** Start of Document section **

We will provide a better demonstration of the above kernels in detail in the `Padded Communication with Static Shapes In Graph Mode` section.

Unpadded Communication with Dynamic Shapes In Eager Mode

High-level diagram on runtime behavior. The actual runtime of different components might vary based on software and hardware.

Minimize Usage of Dynamic Shapes

As the routing is dynamic per MoE layer, the minimal amount of device/host synchronization required is once per layer. To achieve this, we made a delay of the D2H copy of `send_sizes`, and concatenated it with `recv_sizes` to transfer them together with a single D2H copy. It reduces the device/host synchronization to once per layer.

Minimize Negative Impact on Dynamic Shapes

To further hide the device/host synchronization overhead, we further split the shared experts into 2 parts.

We had the first part dispatched right after routing, but before dispatch A2As. Then, when the device/host synchronization happens, the device is still kept busy running shared experts.
We have the second part dispatched right after MoE but before combining A2A. This will further help overlapping the second A2A.

Padded Communication with Static Shapes In Graph Mode

Minimize Usage of Padding

With a dropless token choice design, the maximum possible number of tokens routed to any single expert is T. However, if we group multiple experts together and place them on a single GPU through expert parallelism sharding, for TopK routing,

The maximum number of tokens routed to 1 expert is T.
The maximum number of tokens routed to 2 expert is 2 * T.
…
The maximum number of tokens routed to K experts is K * T.
The maximum number of tokens routed to K + 1 experts is, still, K * T.
…

So the maximum number of tokens routed to an expert group of N experts will be capped at min(N, K) * T tokens.

For Top1 routing, the number of tokens routed to an expert group of any size will always be capped at T tokens, and the minimal required memory to allocate and hold for dynamic tokens is EP * T tokens, as there are EP expert groups.

To achieve the minimal required padding, we directly use AllGather to gather all active tokens from different EP ranks and then splits and reshuffles routed tokens locally through custom kernels. The activation size is compressed to 1 / (E // EP), which corresponds to reductions in memory and network traffic.

** End of Document section **

* [Directive a]: Reproduce the records verbatim, beginning at the line that contains "Patent image size: (1251, 714)." and ending after the line that contains "The potentiometer 100 is at (284, 612).".

** Start of Supplied material **

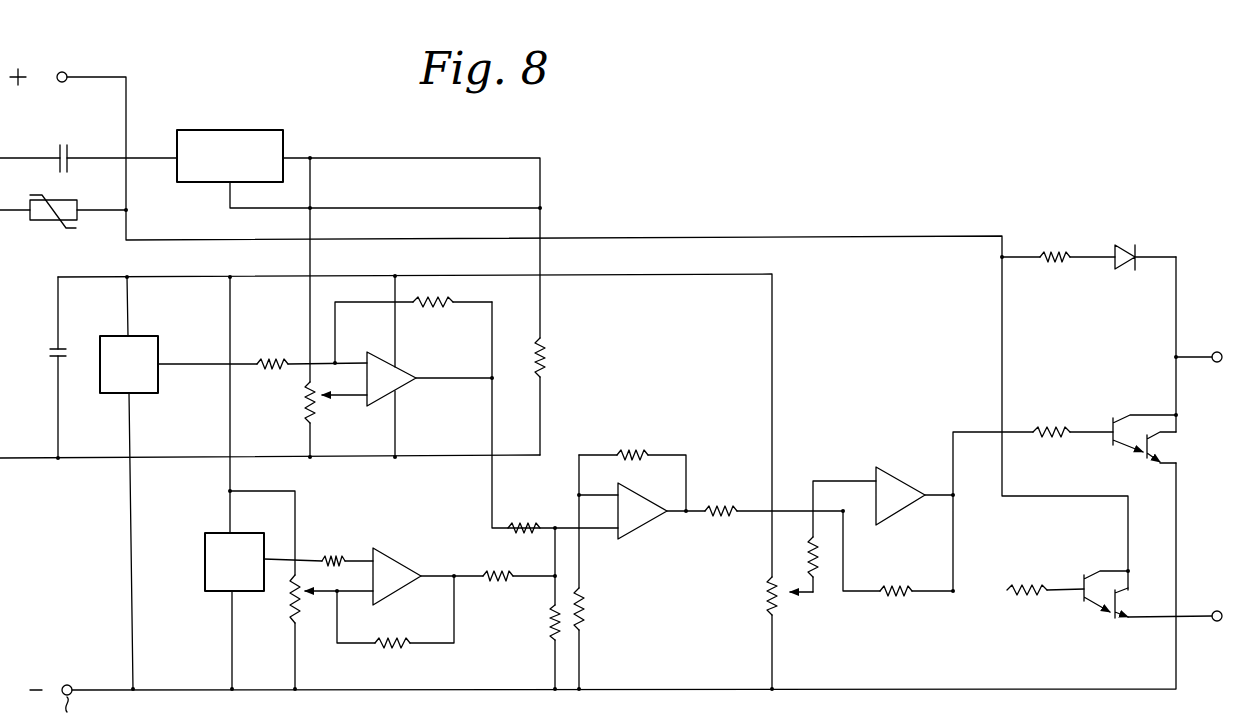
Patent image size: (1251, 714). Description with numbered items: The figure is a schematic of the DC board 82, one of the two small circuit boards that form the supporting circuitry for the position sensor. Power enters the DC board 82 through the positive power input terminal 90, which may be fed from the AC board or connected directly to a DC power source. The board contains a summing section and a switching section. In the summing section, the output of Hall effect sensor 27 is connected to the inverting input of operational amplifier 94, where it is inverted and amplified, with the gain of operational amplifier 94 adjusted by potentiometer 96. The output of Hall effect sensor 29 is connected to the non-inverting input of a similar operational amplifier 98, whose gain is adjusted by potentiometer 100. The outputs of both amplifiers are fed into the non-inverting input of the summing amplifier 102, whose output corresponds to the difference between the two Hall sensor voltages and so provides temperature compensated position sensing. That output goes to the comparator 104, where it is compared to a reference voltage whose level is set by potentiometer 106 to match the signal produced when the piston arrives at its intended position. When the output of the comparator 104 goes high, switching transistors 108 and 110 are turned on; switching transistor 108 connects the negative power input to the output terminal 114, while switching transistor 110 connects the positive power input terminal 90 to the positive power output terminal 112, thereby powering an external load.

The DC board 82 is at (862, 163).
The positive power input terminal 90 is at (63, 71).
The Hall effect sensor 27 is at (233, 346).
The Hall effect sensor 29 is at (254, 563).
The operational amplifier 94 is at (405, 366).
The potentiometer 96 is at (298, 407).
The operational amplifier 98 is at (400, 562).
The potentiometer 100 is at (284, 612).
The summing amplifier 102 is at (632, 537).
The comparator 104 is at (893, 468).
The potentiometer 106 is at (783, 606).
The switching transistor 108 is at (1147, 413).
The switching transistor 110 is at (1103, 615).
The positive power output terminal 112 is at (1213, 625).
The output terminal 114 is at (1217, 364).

** End of Supplied material **
** Start of Supplied material **

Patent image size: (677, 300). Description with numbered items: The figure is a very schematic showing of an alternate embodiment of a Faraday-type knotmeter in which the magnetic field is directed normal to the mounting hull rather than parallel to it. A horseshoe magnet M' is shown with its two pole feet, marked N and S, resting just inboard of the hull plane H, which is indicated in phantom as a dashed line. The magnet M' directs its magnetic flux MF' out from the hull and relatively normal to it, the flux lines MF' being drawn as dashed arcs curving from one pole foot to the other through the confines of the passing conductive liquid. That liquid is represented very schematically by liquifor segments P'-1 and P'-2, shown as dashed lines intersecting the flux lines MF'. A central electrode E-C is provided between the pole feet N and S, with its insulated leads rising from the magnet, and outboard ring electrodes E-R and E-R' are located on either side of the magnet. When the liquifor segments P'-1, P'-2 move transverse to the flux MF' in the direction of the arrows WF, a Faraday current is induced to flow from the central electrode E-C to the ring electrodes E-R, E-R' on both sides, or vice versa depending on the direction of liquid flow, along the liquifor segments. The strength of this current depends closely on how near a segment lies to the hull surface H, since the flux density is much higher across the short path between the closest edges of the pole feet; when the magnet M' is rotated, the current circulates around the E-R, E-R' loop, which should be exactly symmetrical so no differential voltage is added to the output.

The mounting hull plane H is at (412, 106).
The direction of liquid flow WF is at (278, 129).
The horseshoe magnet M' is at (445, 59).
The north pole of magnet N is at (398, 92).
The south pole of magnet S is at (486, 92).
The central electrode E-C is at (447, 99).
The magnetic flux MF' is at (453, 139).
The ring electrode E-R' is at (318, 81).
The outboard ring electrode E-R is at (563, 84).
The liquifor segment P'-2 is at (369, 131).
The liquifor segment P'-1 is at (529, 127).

** End of Supplied material **

* [Directive b]:
Answer these questions from the text on MoE communication:
(i) How often per MoE layer does device/host synchronization happen after the changes described?
(ii) Into how many parts are the shared experts split?
(iii) Which operation gathers all active tokens from different EP ranks?

* [Task solution a]:
Patent image size: (1251, 714). Description with numbered items: The figure is a schematic of the DC board 82, one of the two small circuit boards that form the supporting circuitry for the position sensor. Power enters the DC board 82 through the positive power input terminal 90, which may be fed from the AC board or connected directly to a DC power source. The board contains a summing section and a switching section. In the summing section, the output of Hall effect sensor 27 is connected to the inverting input of operational amplifier 94, where it is inverted and amplified, with the gain of operational amplifier 94 adjusted by potentiometer 96. The output of Hall effect sensor 29 is connected to the non-inverting input of a similar operational amplifier 98, whose gain is adjusted by potentiometer 100. The outputs of both amplifiers are fed into the non-inverting input of the summing amplifier 102, whose output corresponds to the difference between the two Hall sensor voltages and so provides temperature compensated position sensing. That output goes to the comparator 104, where it is compared to a reference voltage whose level is set by potentiometer 106 to match the signal produced when the piston arrives at its intended position. When the output of the comparator 104 goes high, switching transistors 108 and 110 are turned on; switching transistor 108 connects the negative power input to the output terminal 114, while switching transistor 110 connects the positive power input terminal 90 to the positive power output terminal 112, thereby powering an external load.

The DC board 82 is at (862, 163).
The positive power input terminal 90 is at (63, 71).
The Hall effect sensor 27 is at (233, 346).
The Hall effect sensor 29 is at (254, 563).
The operational amplifier 94 is at (405, 366).
The potentiometer 96 is at (298, 407).
The operational amplifier 98 is at (400, 562).
The potentiometer 100 is at (284, 612).

* [Task solution b]:
(i) Once per layer.
(ii) 2 parts.
(iii) AllGather.